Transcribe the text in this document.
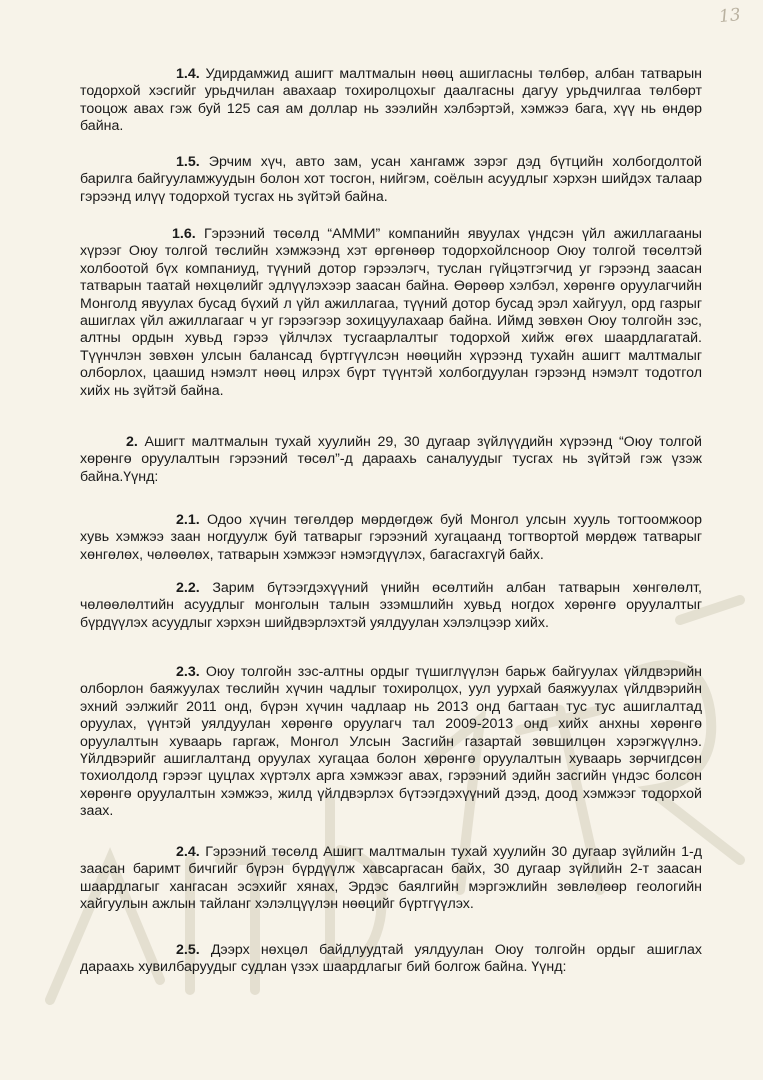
13

1.4. Удирдамжид ашигт малтмалын нөөц ашигласны төлбөр, албан татварын тодорхой хэсгийг урьдчилан авахаар тохиролцохыг даалгасны дагуу урьдчилгаа төлбөрт тооцож авах гэж буй 125 сая ам доллар нь зээлийн хэлбэртэй, хэмжээ бага, хүү нь өндөр байна.

1.5. Эрчим хүч, авто зам, усан хангамж зэрэг дэд бүтцийн холбогдолтой барилга байгууламжуудын болон хот тосгон, нийгэм, соёлын асуудлыг хэрхэн шийдэх талаар гэрээнд илүү тодорхой тусгах нь зүйтэй байна.

1.6. Гэрээний төсөлд “АММИ” компанийн явуулах үндсэн үйл ажиллагааны хүрээг Оюу толгой төслийн хэмжээнд хэт өргөнөөр тодорхойлсноор Оюу толгой төсөлтэй холбоотой бүх компаниуд, түүний дотор гэрээлэгч, туслан гүйцэтгэгчид уг гэрээнд заасан татварын таатай нөхцөлийг эдлүүлэхээр заасан байна. Өөрөөр хэлбэл, хөрөнгө оруулагчийн Монголд явуулах бусад бүхий л үйл ажиллагаа, түүний дотор бусад эрэл хайгуул, орд газрыг ашиглах үйл ажиллагааг ч уг гэрээгээр зохицуулахаар байна. Иймд зөвхөн Оюу толгойн зэс, алтны ордын хувьд гэрээ үйлчлэх тусгаарлалтыг тодорхой хийж өгөх шаардлагатай. Түүнчлэн зөвхөн улсын балансад бүртгүүлсэн нөөцийн хүрээнд тухайн ашигт малтмалыг олборлох, цаашид нэмэлт нөөц илрэх бүрт түүнтэй холбогдуулан гэрээнд нэмэлт тодотгол хийх нь зүйтэй байна.

2. Ашигт малтмалын тухай хуулийн 29, 30 дугаар зүйлүүдийн хүрээнд “Оюу толгой хөрөнгө оруулалтын гэрээний төсөл”-д дараахь саналуудыг тусгах нь зүйтэй гэж үзэж байна.Үүнд:

2.1. Одоо хүчин төгөлдөр мөрдөгдөж буй Монгол улсын хууль тогтоомжоор хувь хэмжээ заан ногдуулж буй татварыг гэрээний хугацаанд тогтвортой мөрдөж татварыг хөнгөлөх, чөлөөлөх, татварын хэмжээг нэмэгдүүлэх, багасгахгүй байх.

2.2. Зарим бүтээгдэхүүний үнийн өсөлтийн албан татварын хөнгөлөлт, чөлөөлөлтийн асуудлыг монголын талын эзэмшлийн хувьд ногдох хөрөнгө оруулалтыг бүрдүүлэх асуудлыг хэрхэн шийдвэрлэхтэй уялдуулан хэлэлцээр хийх.

2.3. Оюу толгойн зэс-алтны ордыг түшиглүүлэн барьж байгуулах үйлдвэрийн олборлон баяжуулах төслийн хүчин чадлыг тохиролцох, уул уурхай баяжуулах үйлдвэрийн эхний ээлжийг 2011 онд, бүрэн хүчин чадлаар нь 2013 онд багтаан тус тус ашиглалтад оруулах, үүнтэй уялдуулан хөрөнгө оруулагч тал 2009-2013 онд хийх анхны хөрөнгө оруулалтын хуваарь гаргаж, Монгол Улсын Засгийн газартай зөвшилцөн хэрэгжүүлнэ. Үйлдвэрийг ашиглалтанд оруулах хугацаа болон хөрөнгө оруулалтын хуваарь зөрчигдсөн тохиолдолд гэрээг цуцлах хүртэлх арга хэмжээг авах, гэрээний эдийн засгийн үндэс болсон хөрөнгө оруулалтын хэмжээ, жилд үйлдвэрлэх бүтээгдэхүүний дээд, доод хэмжээг тодорхой заах.

2.4. Гэрээний төсөлд Ашигт малтмалын тухай хуулийн 30 дугаар зүйлийн 1-д заасан баримт бичгийг бүрэн бүрдүүлж хавсаргасан байх, 30 дугаар зүйлийн 2-т заасан шаардлагыг хангасан эсэхийг хянах, Эрдэс баялгийн мэргэжлийн зөвлөлөөр геологийн хайгуулын ажлын тайланг хэлэлцүүлэн нөөцийг бүртгүүлэх.

2.5. Дээрх нөхцөл байдлуудтай уялдуулан Оюу толгойн ордыг ашиглах дараахь хувилбаруудыг судлан үзэх шаардлагыг бий болгож байна. Үүнд:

========

What you have to do:
In your copy, leave out the pictures and reproduce the material above exactly.

Exercise response:
Transcribe the text in this document.
13

1.4. Удирдамжид ашигт малтмалын нөөц ашигласны төлбөр, албан татварын тодорхой хэсгийг урьдчилан авахаар тохиролцохыг даалгасны дагуу урьдчилгаа төлбөрт тооцож авах гэж буй 125 сая ам доллар нь зээлийн хэлбэртэй, хэмжээ бага, хүү нь өндөр байна.

1.5. Эрчим хүч, авто зам, усан хангамж зэрэг дэд бүтцийн холбогдолтой барилга байгууламжуудын болон хот тосгон, нийгэм, соёлын асуудлыг хэрхэн шийдэх талаар гэрээнд илүү тодорхой тусгах нь зүйтэй байна.

1.6. Гэрээний төсөлд “АММИ” компанийн явуулах үндсэн үйл ажиллагааны хүрээг Оюу толгой төслийн хэмжээнд хэт өргөнөөр тодорхойлсноор Оюу толгой төсөлтэй холбоотой бүх компаниуд, түүний дотор гэрээлэгч, туслан гүйцэтгэгчид уг гэрээнд заасан татварын таатай нөхцөлийг эдлүүлэхээр заасан байна. Өөрөөр хэлбэл, хөрөнгө оруулагчийн Монголд явуулах бусад бүхий л үйл ажиллагаа, түүний дотор бусад эрэл хайгуул, орд газрыг ашиглах үйл ажиллагааг ч уг гэрээгээр зохицуулахаар байна. Иймд зөвхөн Оюу толгойн зэс, алтны ордын хувьд гэрээ үйлчлэх тусгаарлалтыг тодорхой хийж өгөх шаардлагатай. Түүнчлэн зөвхөн улсын балансад бүртгүүлсэн нөөцийн хүрээнд тухайн ашигт малтмалыг олборлох, цаашид нэмэлт нөөц илрэх бүрт түүнтэй холбогдуулан гэрээнд нэмэлт тодотгол хийх нь зүйтэй байна.

2. Ашигт малтмалын тухай хуулийн 29, 30 дугаар зүйлүүдийн хүрээнд “Оюу толгой хөрөнгө оруулалтын гэрээний төсөл”-д дараахь саналуудыг тусгах нь зүйтэй гэж үзэж байна.Үүнд:

2.1. Одоо хүчин төгөлдөр мөрдөгдөж буй Монгол улсын хууль тогтоомжоор хувь хэмжээ заан ногдуулж буй татварыг гэрээний хугацаанд тогтвортой мөрдөж татварыг хөнгөлөх, чөлөөлөх, татварын хэмжээг нэмэгдүүлэх, багасгахгүй байх.

2.2. Зарим бүтээгдэхүүний үнийн өсөлтийн албан татварын хөнгөлөлт, чөлөөлөлтийн асуудлыг монголын талын эзэмшлийн хувьд ногдох хөрөнгө оруулалтыг бүрдүүлэх асуудлыг хэрхэн шийдвэрлэхтэй уялдуулан хэлэлцээр хийх.

2.3. Оюу толгойн зэс-алтны ордыг түшиглүүлэн барьж байгуулах үйлдвэрийн олборлон баяжуулах төслийн хүчин чадлыг тохиролцох, уул уурхай баяжуулах үйлдвэрийн эхний ээлжийг 2011 онд, бүрэн хүчин чадлаар нь 2013 онд багтаан тус тус ашиглалтад оруулах, үүнтэй уялдуулан хөрөнгө оруулагч тал 2009-2013 онд хийх анхны хөрөнгө оруулалтын хуваарь гаргаж, Монгол Улсын Засгийн газартай зөвшилцөн хэрэгжүүлнэ. Үйлдвэрийг ашиглалтанд оруулах хугацаа болон хөрөнгө оруулалтын хуваарь зөрчигдсөн тохиолдолд гэрээг цуцлах хүртэлх арга хэмжээг авах, гэрээний эдийн засгийн үндэс болсон хөрөнгө оруулалтын хэмжээ, жилд үйлдвэрлэх бүтээгдэхүүний дээд, доод хэмжээг тодорхой заах.

2.4. Гэрээний төсөлд Ашигт малтмалын тухай хуулийн 30 дугаар зүйлийн 1-д заасан баримт бичгийг бүрэн бүрдүүлж хавсаргасан байх, 30 дугаар зүйлийн 2-т заасан шаардлагыг хангасан эсэхийг хянах, Эрдэс баялгийн мэргэжлийн зөвлөлөөр геологийн хайгуулын ажлын тайланг хэлэлцүүлэн нөөцийг бүртгүүлэх.

2.5. Дээрх нөхцөл байдлуудтай уялдуулан Оюу толгойн ордыг ашиглах дараахь хувилбаруудыг судлан үзэх шаардлагыг бий болгож байна. Үүнд:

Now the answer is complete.